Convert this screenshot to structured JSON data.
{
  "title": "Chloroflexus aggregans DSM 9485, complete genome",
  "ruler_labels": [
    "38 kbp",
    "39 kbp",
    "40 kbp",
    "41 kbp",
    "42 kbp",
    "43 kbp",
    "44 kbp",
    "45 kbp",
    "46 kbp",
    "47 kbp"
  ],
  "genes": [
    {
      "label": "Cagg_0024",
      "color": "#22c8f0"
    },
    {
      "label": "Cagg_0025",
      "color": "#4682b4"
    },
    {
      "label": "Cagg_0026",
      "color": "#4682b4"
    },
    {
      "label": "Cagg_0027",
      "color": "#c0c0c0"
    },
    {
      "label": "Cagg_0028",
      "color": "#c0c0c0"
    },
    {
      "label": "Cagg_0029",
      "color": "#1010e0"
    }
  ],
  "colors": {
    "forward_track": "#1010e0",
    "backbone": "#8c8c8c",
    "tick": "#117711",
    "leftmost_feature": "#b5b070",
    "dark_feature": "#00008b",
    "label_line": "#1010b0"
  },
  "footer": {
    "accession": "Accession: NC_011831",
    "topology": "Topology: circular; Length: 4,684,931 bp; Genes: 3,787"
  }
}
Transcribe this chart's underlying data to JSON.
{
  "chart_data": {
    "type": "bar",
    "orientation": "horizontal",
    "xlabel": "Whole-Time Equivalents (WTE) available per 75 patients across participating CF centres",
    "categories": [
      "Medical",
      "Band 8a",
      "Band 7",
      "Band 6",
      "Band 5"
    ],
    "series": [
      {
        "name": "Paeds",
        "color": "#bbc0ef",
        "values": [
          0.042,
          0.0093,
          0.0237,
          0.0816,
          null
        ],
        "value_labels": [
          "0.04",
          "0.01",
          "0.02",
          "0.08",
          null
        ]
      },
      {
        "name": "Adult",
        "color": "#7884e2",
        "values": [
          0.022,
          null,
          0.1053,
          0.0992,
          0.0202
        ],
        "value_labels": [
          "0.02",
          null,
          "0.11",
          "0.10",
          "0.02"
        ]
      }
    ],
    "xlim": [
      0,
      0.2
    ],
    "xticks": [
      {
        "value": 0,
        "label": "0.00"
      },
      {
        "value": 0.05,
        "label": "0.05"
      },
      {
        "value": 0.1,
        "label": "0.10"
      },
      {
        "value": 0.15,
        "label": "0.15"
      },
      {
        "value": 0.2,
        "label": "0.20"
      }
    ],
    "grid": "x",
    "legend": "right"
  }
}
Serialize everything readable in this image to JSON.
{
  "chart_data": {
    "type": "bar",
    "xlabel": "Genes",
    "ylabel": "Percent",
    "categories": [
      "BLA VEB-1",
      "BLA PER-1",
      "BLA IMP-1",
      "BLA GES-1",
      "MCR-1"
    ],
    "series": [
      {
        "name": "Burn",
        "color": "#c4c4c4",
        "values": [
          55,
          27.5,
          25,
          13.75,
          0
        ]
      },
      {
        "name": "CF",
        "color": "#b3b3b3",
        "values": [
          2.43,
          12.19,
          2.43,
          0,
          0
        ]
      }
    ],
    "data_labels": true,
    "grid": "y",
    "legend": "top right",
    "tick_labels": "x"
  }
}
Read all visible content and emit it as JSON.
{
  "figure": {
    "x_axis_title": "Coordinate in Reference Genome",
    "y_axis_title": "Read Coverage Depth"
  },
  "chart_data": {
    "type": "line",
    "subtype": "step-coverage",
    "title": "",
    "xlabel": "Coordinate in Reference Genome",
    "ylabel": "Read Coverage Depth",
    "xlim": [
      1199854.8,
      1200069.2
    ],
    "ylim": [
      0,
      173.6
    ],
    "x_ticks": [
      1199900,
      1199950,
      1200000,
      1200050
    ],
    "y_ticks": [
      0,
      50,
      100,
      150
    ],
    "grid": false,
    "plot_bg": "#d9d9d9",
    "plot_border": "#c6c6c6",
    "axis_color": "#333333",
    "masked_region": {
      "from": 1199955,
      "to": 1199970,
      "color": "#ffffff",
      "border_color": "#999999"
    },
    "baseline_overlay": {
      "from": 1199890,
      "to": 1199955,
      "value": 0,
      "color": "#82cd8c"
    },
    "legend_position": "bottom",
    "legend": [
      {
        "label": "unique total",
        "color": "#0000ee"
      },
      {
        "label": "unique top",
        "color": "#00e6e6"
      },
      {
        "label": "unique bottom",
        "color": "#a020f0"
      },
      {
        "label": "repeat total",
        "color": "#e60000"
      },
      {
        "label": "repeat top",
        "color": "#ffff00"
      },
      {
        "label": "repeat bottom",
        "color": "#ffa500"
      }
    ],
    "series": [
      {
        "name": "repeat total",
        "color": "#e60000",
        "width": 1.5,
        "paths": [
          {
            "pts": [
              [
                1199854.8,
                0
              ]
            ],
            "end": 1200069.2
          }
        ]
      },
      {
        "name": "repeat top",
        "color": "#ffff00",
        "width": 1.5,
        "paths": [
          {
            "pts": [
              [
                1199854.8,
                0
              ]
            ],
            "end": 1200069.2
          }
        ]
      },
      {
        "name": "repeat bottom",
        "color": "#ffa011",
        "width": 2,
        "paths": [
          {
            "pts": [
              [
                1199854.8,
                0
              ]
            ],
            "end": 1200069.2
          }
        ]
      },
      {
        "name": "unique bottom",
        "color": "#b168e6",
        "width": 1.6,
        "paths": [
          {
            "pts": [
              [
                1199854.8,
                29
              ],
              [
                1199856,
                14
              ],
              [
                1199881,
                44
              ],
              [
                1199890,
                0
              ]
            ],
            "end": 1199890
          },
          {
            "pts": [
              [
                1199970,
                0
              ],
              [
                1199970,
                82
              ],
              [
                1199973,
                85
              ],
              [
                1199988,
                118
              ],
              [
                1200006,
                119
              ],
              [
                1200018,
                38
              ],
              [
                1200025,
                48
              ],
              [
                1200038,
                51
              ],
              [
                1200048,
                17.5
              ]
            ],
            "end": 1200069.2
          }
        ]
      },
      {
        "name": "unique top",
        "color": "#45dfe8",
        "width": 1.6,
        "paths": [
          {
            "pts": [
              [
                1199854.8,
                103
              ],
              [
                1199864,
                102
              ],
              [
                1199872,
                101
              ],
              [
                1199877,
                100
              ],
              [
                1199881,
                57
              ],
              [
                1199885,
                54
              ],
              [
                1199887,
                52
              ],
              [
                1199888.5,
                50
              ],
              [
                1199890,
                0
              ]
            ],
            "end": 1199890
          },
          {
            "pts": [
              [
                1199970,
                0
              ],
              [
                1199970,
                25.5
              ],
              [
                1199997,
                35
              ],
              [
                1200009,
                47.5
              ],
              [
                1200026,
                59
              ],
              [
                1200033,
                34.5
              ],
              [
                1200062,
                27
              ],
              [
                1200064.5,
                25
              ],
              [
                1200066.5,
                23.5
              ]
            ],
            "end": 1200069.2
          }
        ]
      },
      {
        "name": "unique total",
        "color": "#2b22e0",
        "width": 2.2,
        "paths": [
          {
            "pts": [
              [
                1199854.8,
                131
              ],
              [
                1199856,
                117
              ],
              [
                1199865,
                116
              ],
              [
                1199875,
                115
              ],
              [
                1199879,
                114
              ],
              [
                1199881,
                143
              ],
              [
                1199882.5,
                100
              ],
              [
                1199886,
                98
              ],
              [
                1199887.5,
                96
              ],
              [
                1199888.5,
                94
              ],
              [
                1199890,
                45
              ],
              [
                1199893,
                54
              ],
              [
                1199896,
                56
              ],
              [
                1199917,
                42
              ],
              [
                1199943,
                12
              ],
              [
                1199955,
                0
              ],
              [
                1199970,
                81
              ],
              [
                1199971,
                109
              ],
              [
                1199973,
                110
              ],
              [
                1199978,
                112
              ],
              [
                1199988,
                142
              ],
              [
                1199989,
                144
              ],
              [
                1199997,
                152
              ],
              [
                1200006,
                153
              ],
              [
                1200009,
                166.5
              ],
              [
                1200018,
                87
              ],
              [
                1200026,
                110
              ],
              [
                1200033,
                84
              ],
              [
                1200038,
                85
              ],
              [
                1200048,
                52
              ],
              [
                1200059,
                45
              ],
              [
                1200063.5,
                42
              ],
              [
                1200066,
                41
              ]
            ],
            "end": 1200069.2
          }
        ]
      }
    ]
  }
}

(Your objective): Go through the entries above and copy every line containing "repeat".

(Problem solution):
        "label": "repeat total",
        "label": "repeat top",
        "label": "repeat bottom",
        "name": "repeat total",
        "name": "repeat top",
        "name": "repeat bottom",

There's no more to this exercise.